* _What to do_
What follows is a set of records; restate each one word for word and drop the pictures.

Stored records

-----

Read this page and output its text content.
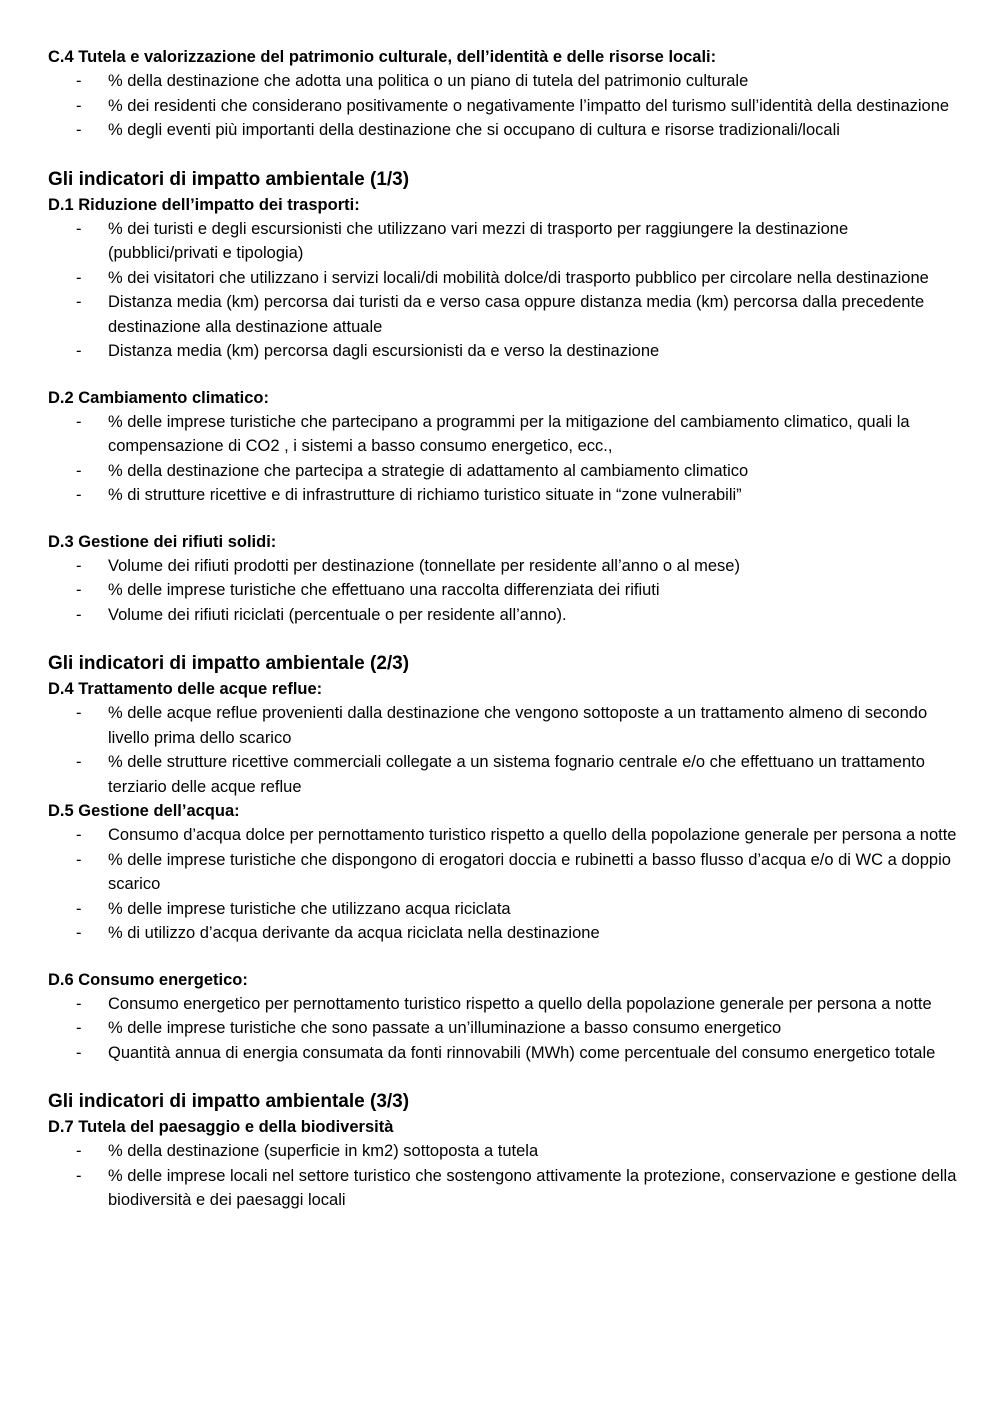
C.4 Tutela e valorizzazione del patrimonio culturale, dell’identità e delle risorse locali:
- % della destinazione che adotta una politica o un piano di tutela del patrimonio culturale
- % dei residenti che considerano positivamente o negativamente l’impatto del turismo sull’identità della destinazione
- % degli eventi più importanti della destinazione che si occupano di cultura e risorse tradizionali/locali
Gli indicatori di impatto ambientale (1/3)
D.1 Riduzione dell’impatto dei trasporti:
- % dei turisti e degli escursionisti che utilizzano vari mezzi di trasporto per raggiungere la destinazione (pubblici/privati e tipologia)
- % dei visitatori che utilizzano i servizi locali/di mobilità dolce/di trasporto pubblico per circolare nella destinazione
- Distanza media (km) percorsa dai turisti da e verso casa oppure distanza media (km) percorsa dalla precedente destinazione alla destinazione attuale
- Distanza media (km) percorsa dagli escursionisti da e verso la destinazione
D.2 Cambiamento climatico:
- % delle imprese turistiche che partecipano a programmi per la mitigazione del cambiamento climatico, quali la compensazione di CO2 , i sistemi a basso consumo energetico, ecc.,
- % della destinazione che partecipa a strategie di adattamento al cambiamento climatico
- % di strutture ricettive e di infrastrutture di richiamo turistico situate in “zone vulnerabili”
D.3 Gestione dei rifiuti solidi:
- Volume dei rifiuti prodotti per destinazione (tonnellate per residente all’anno o al mese)
- % delle imprese turistiche che effettuano una raccolta differenziata dei rifiuti
- Volume dei rifiuti riciclati (percentuale o per residente all’anno).
Gli indicatori di impatto ambientale (2/3)
D.4 Trattamento delle acque reflue:
- % delle acque reflue provenienti dalla destinazione che vengono sottoposte a un trattamento almeno di secondo livello prima dello scarico
- % delle strutture ricettive commerciali collegate a un sistema fognario centrale e/o che effettuano un trattamento terziario delle acque reflue
D.5 Gestione dell’acqua:
- Consumo d’acqua dolce per pernottamento turistico rispetto a quello della popolazione generale per persona a notte
- % delle imprese turistiche che dispongono di erogatori doccia e rubinetti a basso flusso d’acqua e/o di WC a doppio scarico
- % delle imprese turistiche che utilizzano acqua riciclata
- % di utilizzo d’acqua derivante da acqua riciclata nella destinazione
D.6 Consumo energetico:
- Consumo energetico per pernottamento turistico rispetto a quello della popolazione generale per persona a notte
- % delle imprese turistiche che sono passate a un’illuminazione a basso consumo energetico
- Quantità annua di energia consumata da fonti rinnovabili (MWh) come percentuale del consumo energetico totale
Gli indicatori di impatto ambientale (3/3)
D.7 Tutela del paesaggio e della biodiversità
- % della destinazione (superficie in km2) sottoposta a tutela
- % delle imprese locali nel settore turistico che sostengono attivamente la protezione, conservazione e gestione della biodiversità e dei paesaggi locali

-----

* _Solved exercise_
Read this page and output its text content.
C.4 Tutela e valorizzazione del patrimonio culturale, dell’identità e delle risorse locali:
- % della destinazione che adotta una politica o un piano di tutela del patrimonio culturale
- % dei residenti che considerano positivamente o negativamente l’impatto del turismo sull’identità della destinazione
- % degli eventi più importanti della destinazione che si occupano di cultura e risorse tradizionali/locali
Gli indicatori di impatto ambientale (1/3)
D.1 Riduzione dell’impatto dei trasporti:
- % dei turisti e degli escursionisti che utilizzano vari mezzi di trasporto per raggiungere la destinazione (pubblici/privati e tipologia)
- % dei visitatori che utilizzano i servizi locali/di mobilità dolce/di trasporto pubblico per circolare nella destinazione
- Distanza media (km) percorsa dai turisti da e verso casa oppure distanza media (km) percorsa dalla precedente destinazione alla destinazione attuale
- Distanza media (km) percorsa dagli escursionisti da e verso la destinazione
D.2 Cambiamento climatico:
- % delle imprese turistiche che partecipano a programmi per la mitigazione del cambiamento climatico, quali la compensazione di CO2 , i sistemi a basso consumo energetico, ecc.,
- % della destinazione che partecipa a strategie di adattamento al cambiamento climatico
- % di strutture ricettive e di infrastrutture di richiamo turistico situate in “zone vulnerabili”
D.3 Gestione dei rifiuti solidi:
- Volume dei rifiuti prodotti per destinazione (tonnellate per residente all’anno o al mese)
- % delle imprese turistiche che effettuano una raccolta differenziata dei rifiuti
- Volume dei rifiuti riciclati (percentuale o per residente all’anno).
Gli indicatori di impatto ambientale (2/3)
D.4 Trattamento delle acque reflue:
- % delle acque reflue provenienti dalla destinazione che vengono sottoposte a un trattamento almeno di secondo livello prima dello scarico
- % delle strutture ricettive commerciali collegate a un sistema fognario centrale e/o che effettuano un trattamento terziario delle acque reflue
D.5 Gestione dell’acqua:
- Consumo d’acqua dolce per pernottamento turistico rispetto a quello della popolazione generale per persona a notte
- % delle imprese turistiche che dispongono di erogatori doccia e rubinetti a basso flusso d’acqua e/o di WC a doppio scarico
- % delle imprese turistiche che utilizzano acqua riciclata
- % di utilizzo d’acqua derivante da acqua riciclata nella destinazione
D.6 Consumo energetico:
- Consumo energetico per pernottamento turistico rispetto a quello della popolazione generale per persona a notte
- % delle imprese turistiche che sono passate a un’illuminazione a basso consumo energetico
- Quantità annua di energia consumata da fonti rinnovabili (MWh) come percentuale del consumo energetico totale
Gli indicatori di impatto ambientale (3/3)
D.7 Tutela del paesaggio e della biodiversità
- % della destinazione (superficie in km2) sottoposta a tutela
- % delle imprese locali nel settore turistico che sostengono attivamente la protezione, conservazione e gestione della biodiversità e dei paesaggi locali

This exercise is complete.